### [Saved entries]
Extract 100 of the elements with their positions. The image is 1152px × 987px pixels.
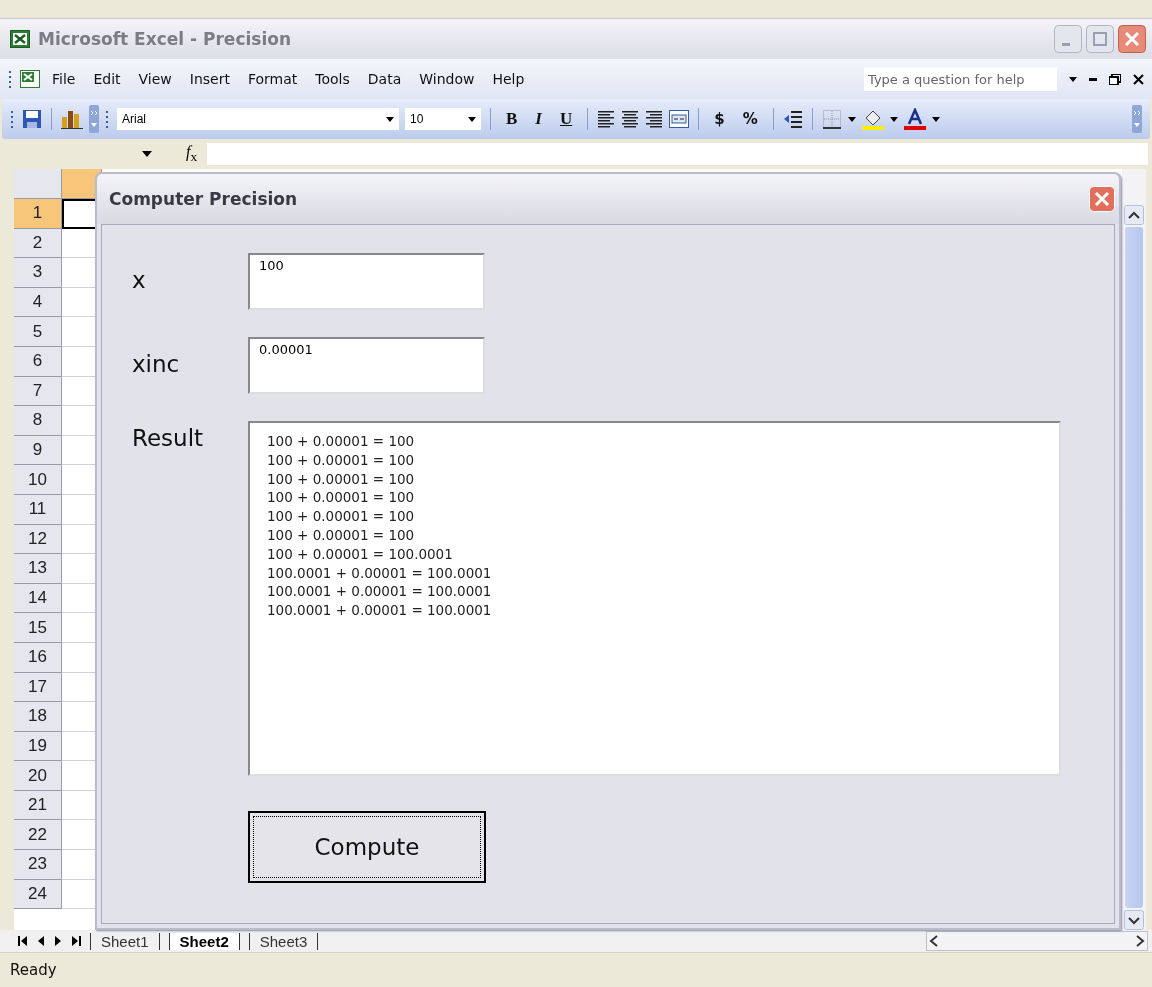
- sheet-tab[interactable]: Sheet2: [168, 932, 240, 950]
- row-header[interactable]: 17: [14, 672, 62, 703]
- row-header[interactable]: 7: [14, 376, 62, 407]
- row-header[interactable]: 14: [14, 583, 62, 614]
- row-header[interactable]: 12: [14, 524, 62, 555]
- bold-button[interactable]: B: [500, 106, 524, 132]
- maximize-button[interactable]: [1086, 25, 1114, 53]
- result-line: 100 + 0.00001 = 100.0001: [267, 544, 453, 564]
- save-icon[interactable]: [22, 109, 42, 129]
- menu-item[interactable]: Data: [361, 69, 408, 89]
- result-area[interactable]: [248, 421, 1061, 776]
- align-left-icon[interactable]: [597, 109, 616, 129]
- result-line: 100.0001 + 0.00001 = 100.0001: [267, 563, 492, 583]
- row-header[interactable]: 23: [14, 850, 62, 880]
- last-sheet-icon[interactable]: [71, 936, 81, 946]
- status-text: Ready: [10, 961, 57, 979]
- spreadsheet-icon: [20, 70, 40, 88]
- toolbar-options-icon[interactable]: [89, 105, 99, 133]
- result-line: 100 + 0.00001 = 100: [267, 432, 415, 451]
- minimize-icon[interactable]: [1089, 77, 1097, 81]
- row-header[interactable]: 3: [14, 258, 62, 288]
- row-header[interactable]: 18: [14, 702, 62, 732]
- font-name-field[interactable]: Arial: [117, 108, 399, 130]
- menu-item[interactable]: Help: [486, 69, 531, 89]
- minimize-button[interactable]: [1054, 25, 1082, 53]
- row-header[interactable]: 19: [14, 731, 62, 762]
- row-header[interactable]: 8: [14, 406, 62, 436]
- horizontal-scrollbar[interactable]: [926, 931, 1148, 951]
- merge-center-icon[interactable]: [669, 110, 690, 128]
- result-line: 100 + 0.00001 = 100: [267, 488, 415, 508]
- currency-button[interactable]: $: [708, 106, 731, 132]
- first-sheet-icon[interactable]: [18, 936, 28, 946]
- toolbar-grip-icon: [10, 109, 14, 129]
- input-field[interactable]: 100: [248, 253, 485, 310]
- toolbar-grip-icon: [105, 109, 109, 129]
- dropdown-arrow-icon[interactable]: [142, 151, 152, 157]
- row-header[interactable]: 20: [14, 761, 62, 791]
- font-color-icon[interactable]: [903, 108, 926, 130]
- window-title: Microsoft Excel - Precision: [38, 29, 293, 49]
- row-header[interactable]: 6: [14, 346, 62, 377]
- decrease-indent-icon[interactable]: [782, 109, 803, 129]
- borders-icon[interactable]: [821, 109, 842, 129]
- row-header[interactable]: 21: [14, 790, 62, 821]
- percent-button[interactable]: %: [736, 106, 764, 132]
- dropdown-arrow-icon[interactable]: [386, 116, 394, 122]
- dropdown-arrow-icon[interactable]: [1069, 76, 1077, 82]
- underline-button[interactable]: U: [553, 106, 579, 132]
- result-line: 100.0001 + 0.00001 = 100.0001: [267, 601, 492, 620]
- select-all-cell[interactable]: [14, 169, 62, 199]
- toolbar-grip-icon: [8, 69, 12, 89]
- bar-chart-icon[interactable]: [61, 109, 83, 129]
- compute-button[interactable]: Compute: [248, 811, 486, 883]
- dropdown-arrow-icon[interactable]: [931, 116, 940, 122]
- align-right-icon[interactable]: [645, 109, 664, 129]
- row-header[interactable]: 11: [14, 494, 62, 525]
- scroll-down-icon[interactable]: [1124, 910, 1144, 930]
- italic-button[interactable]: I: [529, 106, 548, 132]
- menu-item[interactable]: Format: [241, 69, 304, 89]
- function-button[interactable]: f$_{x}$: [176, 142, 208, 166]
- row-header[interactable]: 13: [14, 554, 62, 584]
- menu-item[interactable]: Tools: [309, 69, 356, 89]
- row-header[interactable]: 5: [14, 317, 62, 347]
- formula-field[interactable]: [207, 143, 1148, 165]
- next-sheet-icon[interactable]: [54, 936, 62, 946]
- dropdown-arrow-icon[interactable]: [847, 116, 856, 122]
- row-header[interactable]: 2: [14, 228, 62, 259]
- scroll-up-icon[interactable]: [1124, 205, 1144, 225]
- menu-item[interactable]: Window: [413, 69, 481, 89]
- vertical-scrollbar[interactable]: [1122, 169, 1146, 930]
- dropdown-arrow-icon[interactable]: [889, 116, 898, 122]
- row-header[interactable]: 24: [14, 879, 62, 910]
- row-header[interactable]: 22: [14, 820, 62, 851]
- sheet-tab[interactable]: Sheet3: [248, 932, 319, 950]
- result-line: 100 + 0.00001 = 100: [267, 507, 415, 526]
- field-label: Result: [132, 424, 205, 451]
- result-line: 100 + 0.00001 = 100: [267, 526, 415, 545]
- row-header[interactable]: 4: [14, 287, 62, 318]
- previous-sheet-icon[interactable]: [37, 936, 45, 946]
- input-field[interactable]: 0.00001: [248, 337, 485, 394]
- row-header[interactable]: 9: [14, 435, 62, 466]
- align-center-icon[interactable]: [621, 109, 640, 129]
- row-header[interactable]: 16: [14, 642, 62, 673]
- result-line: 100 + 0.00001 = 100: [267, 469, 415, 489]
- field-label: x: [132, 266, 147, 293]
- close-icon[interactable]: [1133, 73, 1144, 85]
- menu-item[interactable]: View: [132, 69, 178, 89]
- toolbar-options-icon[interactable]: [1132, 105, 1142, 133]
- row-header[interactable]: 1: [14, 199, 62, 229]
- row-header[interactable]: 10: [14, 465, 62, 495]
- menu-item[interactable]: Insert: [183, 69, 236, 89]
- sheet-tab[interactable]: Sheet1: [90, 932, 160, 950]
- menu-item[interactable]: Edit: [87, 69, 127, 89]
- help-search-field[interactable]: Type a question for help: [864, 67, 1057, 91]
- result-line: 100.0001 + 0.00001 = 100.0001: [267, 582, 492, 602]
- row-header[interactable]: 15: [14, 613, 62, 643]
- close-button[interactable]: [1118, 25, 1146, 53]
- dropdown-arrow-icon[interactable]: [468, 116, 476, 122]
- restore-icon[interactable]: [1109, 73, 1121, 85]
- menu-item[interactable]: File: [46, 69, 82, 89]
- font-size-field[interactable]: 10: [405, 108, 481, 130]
--
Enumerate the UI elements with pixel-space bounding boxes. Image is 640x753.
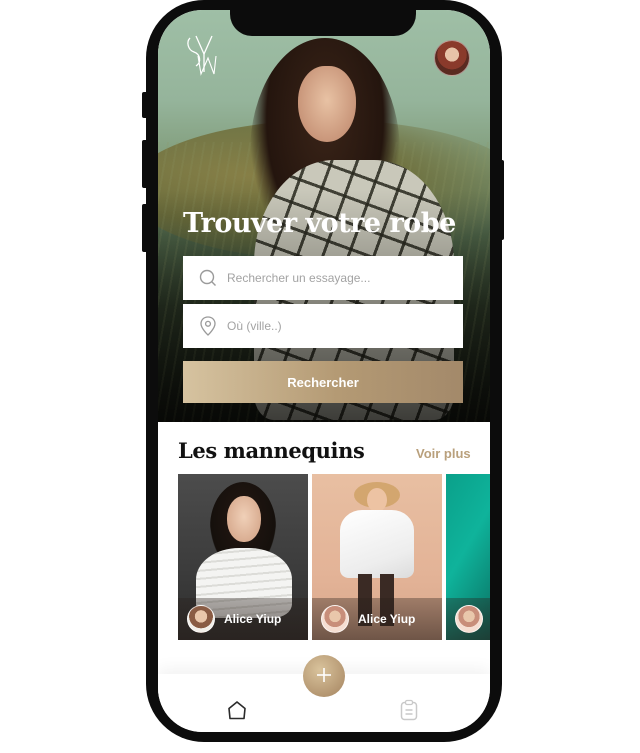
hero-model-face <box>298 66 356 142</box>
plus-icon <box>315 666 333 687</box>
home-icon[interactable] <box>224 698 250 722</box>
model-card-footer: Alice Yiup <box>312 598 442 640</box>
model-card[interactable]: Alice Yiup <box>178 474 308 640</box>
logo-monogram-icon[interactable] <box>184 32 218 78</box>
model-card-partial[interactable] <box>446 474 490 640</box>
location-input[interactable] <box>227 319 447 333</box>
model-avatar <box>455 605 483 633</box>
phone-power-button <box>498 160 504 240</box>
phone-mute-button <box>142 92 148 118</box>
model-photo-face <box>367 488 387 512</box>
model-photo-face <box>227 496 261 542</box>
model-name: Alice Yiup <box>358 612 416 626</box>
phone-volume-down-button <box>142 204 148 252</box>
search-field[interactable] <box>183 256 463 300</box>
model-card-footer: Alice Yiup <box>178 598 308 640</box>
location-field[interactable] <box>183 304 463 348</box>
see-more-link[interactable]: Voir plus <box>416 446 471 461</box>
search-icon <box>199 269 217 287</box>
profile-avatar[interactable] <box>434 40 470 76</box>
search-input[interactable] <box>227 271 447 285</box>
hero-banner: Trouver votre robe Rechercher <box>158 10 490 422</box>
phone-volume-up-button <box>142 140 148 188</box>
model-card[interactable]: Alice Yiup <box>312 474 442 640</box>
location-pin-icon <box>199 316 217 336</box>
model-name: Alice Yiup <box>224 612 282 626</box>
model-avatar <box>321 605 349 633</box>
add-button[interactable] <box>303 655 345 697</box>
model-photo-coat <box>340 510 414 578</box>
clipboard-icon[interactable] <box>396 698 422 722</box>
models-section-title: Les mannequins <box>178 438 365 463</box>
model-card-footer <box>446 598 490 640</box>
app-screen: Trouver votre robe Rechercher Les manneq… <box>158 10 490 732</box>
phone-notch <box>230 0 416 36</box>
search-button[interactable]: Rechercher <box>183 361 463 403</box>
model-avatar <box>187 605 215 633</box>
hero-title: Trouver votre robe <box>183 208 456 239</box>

### [EXERCISE TASK]
Begin at the line that contains "- sheet-tab[interactable]: Sheet2: [168, 932, 240, 950]" and stop after the line that contains "- result-area[interactable]: [248, 421, 1061, 776]". Convert those rows into a Markdown table with a No. column that numbers them and an Entry column that holds each line, and leave out any blank lines.

### [EXERCISE SOLUTION]
| No. | Entry |
|---|---|
| 1 | - sheet-tab[interactable]: Sheet2: [168, 932, 240, 950] |
| 2 | - row-header[interactable]: 17: [14, 672, 62, 703] |
| 3 | - row-header[interactable]: 7: [14, 376, 62, 407] |
| 4 | - row-header[interactable]: 14: [14, 583, 62, 614] |
| 5 | - row-header[interactable]: 12: [14, 524, 62, 555] |
| 6 | - bold-button[interactable]: B: [500, 106, 524, 132] |
| 7 | - maximize-button[interactable]: [1086, 25, 1114, 53] |
| 8 | - result-line: 100 + 0.00001 = 100.0001: [267, 544, 453, 564] |
| 9 | - save-icon[interactable]: [22, 109, 42, 129] |
| 10 | - menu-item[interactable]: Data: [361, 69, 408, 89] |
| 11 | - result-area[interactable]: [248, 421, 1061, 776] |